____ GIVEN DATA
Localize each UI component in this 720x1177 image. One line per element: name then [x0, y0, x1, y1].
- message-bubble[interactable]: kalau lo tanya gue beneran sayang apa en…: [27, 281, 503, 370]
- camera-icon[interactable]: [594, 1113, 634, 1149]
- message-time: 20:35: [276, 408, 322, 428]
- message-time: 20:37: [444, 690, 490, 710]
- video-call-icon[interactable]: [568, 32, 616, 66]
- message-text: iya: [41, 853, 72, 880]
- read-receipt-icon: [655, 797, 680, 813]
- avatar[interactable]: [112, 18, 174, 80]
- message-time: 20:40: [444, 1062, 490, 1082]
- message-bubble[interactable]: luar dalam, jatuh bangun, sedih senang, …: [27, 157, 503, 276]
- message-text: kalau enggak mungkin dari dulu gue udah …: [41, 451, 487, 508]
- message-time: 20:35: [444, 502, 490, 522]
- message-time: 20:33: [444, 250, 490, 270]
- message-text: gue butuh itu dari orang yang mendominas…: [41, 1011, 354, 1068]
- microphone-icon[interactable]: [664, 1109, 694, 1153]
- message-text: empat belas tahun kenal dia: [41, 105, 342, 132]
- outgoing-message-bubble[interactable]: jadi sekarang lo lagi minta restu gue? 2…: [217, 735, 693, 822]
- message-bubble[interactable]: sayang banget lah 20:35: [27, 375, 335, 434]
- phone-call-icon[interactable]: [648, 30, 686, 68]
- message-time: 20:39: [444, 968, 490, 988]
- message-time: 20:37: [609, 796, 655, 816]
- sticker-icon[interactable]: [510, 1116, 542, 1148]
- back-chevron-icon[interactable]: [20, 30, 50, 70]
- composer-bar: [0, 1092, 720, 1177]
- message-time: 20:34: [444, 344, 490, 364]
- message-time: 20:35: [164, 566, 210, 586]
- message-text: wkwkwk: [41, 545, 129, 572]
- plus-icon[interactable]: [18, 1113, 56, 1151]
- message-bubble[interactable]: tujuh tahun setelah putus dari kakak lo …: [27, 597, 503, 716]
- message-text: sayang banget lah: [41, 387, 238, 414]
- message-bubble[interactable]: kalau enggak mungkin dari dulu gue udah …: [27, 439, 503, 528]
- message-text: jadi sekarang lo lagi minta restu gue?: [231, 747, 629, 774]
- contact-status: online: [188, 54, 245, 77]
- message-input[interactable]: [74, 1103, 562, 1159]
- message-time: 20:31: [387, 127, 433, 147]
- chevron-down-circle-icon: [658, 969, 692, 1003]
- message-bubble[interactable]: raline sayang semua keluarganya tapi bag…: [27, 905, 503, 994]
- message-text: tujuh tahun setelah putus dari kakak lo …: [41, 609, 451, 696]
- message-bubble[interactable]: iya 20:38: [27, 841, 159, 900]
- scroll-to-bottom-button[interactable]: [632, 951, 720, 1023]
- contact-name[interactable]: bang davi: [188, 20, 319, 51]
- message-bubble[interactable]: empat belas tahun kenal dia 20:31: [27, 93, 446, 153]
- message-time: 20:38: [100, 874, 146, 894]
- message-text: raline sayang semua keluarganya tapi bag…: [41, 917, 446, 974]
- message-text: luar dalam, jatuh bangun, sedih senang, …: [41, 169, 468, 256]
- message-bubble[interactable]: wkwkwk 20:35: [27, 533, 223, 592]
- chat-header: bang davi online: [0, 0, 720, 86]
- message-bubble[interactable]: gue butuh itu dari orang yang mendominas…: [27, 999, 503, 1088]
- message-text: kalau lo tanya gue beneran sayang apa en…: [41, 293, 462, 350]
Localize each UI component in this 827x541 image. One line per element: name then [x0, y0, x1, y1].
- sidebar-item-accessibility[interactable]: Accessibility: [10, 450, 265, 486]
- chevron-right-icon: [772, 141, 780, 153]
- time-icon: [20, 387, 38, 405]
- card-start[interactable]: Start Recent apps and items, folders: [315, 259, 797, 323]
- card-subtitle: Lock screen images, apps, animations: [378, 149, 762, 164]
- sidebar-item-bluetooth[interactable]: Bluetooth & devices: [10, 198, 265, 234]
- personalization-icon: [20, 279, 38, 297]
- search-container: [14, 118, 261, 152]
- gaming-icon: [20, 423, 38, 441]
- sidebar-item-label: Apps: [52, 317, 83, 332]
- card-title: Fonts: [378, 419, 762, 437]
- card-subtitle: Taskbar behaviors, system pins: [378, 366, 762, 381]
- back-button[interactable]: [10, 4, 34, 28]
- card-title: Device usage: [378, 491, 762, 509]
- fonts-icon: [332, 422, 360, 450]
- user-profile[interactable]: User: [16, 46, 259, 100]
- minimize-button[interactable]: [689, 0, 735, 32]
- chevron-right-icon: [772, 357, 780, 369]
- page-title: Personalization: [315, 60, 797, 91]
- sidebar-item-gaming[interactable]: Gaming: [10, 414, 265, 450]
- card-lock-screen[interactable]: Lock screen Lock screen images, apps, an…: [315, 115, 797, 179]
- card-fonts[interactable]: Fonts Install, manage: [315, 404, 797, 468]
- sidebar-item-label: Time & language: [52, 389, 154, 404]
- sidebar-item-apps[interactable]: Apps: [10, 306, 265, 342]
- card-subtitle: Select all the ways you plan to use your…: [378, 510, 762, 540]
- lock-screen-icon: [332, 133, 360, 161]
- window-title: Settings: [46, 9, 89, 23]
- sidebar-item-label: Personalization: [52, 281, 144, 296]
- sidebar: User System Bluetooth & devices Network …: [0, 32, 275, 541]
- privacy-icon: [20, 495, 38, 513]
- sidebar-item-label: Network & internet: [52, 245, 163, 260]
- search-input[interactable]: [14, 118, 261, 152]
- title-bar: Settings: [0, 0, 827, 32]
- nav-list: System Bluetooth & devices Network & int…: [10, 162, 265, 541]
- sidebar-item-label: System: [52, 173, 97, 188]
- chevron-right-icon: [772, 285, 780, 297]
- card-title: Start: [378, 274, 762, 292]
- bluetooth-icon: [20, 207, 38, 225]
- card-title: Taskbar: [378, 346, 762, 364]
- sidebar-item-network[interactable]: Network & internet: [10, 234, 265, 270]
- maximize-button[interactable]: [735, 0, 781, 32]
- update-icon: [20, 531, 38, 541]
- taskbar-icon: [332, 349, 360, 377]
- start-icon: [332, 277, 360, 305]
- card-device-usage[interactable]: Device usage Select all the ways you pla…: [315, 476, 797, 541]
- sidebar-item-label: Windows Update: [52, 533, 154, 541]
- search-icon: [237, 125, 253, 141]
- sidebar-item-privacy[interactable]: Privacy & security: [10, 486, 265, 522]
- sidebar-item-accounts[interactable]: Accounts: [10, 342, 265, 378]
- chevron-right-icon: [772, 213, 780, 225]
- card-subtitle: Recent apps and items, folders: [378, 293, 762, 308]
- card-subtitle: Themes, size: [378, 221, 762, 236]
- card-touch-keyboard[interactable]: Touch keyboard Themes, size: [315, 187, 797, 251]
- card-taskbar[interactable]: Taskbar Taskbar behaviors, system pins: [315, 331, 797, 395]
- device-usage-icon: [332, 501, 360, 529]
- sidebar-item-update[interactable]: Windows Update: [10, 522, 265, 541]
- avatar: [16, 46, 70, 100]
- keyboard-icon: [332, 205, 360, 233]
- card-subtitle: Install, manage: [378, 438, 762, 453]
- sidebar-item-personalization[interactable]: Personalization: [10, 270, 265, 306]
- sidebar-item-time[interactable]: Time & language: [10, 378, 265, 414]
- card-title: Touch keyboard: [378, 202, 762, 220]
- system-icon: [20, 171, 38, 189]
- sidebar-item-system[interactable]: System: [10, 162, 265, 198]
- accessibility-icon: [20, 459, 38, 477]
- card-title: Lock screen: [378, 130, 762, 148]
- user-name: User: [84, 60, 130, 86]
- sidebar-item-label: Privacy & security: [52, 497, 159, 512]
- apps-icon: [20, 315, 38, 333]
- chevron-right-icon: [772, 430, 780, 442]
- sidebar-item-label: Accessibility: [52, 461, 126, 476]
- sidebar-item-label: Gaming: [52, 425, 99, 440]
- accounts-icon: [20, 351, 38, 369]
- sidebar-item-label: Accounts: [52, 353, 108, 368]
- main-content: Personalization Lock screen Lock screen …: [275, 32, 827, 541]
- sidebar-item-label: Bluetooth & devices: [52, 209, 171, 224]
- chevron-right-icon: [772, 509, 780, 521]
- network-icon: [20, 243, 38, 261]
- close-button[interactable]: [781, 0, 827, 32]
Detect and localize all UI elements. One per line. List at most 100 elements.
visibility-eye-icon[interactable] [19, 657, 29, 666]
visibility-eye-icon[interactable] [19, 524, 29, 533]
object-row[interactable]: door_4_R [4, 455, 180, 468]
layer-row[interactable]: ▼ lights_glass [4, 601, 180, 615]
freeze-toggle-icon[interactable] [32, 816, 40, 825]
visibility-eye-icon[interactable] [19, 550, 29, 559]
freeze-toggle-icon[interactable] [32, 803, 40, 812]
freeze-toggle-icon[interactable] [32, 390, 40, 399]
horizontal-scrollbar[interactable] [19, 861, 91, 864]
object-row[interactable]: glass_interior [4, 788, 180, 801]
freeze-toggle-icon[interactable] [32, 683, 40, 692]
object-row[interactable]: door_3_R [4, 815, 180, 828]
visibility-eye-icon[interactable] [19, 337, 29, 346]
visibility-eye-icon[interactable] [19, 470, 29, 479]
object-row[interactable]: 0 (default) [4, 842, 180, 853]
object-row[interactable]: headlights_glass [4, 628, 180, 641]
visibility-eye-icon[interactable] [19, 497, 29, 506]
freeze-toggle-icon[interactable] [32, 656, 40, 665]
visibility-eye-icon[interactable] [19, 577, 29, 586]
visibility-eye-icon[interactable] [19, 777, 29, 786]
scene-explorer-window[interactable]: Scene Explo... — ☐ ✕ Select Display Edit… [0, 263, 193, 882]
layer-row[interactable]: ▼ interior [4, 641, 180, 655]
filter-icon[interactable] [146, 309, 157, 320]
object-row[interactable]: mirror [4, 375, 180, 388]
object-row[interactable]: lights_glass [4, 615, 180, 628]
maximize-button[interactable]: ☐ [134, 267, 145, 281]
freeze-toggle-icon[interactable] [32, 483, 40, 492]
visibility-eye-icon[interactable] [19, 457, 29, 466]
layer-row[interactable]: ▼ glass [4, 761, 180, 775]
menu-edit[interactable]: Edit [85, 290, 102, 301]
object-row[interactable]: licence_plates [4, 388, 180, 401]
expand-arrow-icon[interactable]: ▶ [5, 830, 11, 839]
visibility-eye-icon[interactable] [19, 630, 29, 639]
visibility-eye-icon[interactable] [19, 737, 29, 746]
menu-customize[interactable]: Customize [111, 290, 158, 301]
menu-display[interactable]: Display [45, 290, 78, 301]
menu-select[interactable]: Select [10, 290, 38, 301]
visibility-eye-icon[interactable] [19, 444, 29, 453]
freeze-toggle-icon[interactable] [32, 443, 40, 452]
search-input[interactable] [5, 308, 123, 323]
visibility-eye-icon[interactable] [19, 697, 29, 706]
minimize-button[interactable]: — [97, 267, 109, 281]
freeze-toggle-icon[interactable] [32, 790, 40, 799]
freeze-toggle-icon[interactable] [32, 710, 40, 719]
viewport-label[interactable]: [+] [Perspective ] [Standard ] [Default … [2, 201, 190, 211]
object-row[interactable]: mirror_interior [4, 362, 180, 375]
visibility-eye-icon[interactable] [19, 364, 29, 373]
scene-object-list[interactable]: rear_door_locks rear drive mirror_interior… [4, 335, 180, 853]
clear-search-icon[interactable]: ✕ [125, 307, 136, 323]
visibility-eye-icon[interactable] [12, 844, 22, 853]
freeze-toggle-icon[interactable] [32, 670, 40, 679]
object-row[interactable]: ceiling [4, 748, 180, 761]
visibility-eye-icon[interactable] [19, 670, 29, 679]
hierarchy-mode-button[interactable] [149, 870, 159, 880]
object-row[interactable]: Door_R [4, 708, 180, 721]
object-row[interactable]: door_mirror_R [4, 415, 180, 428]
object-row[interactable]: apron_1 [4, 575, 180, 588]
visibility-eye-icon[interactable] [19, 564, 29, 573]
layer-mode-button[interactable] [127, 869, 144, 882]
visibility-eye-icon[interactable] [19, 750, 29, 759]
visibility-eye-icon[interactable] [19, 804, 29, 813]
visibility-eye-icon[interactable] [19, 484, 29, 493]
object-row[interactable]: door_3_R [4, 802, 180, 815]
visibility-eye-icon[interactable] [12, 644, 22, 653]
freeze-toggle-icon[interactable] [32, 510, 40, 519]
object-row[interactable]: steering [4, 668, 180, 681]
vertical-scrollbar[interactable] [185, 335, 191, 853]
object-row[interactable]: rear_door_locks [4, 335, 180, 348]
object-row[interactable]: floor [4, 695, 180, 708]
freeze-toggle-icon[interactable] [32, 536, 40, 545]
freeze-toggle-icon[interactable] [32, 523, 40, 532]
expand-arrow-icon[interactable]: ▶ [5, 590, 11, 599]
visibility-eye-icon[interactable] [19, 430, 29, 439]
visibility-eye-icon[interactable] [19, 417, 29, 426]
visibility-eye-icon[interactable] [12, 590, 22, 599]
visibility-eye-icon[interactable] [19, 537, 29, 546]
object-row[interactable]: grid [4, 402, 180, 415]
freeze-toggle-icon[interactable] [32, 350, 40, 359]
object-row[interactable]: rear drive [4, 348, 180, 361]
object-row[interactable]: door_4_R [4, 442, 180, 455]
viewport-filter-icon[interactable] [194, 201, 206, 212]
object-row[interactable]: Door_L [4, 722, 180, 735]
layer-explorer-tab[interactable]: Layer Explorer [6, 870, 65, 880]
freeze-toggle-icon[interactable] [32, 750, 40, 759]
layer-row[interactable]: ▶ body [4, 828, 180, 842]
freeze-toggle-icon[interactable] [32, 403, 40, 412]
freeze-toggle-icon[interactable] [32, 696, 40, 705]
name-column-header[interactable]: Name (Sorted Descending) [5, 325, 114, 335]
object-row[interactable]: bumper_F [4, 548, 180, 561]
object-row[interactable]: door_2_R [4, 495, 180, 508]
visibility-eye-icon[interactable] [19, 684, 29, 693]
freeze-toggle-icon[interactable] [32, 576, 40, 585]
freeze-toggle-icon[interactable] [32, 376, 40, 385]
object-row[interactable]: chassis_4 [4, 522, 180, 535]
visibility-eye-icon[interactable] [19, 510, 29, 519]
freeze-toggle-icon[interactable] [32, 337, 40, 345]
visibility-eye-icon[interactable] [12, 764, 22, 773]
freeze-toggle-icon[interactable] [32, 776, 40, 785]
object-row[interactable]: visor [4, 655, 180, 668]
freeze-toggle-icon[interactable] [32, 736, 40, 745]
________
WHAT THE TASK ASKS –
Starting at the top of the listing and ending at the line containing "- message-bubble[interactable]: luar", rewrite those lines with every "message-time" changed to "timestamp-label" and nothing else altered.

TASK ANSWER –
Localize each UI component in this 720x1177 image. One line per element: name then [x0, y0, x1, y1].
- message-bubble[interactable]: kalau lo tanya gue beneran sayang apa en…: [27, 281, 503, 370]
- camera-icon[interactable]: [594, 1113, 634, 1149]
- timestamp-label: 20:35: [276, 408, 322, 428]
- timestamp-label: 20:37: [444, 690, 490, 710]
- video-call-icon[interactable]: [568, 32, 616, 66]
- message-text: iya: [41, 853, 72, 880]
- read-receipt-icon: [655, 797, 680, 813]
- avatar[interactable]: [112, 18, 174, 80]
- timestamp-label: 20:40: [444, 1062, 490, 1082]
- message-bubble[interactable]: luar dalam, jatuh bangun, sedih senang, …: [27, 157, 503, 276]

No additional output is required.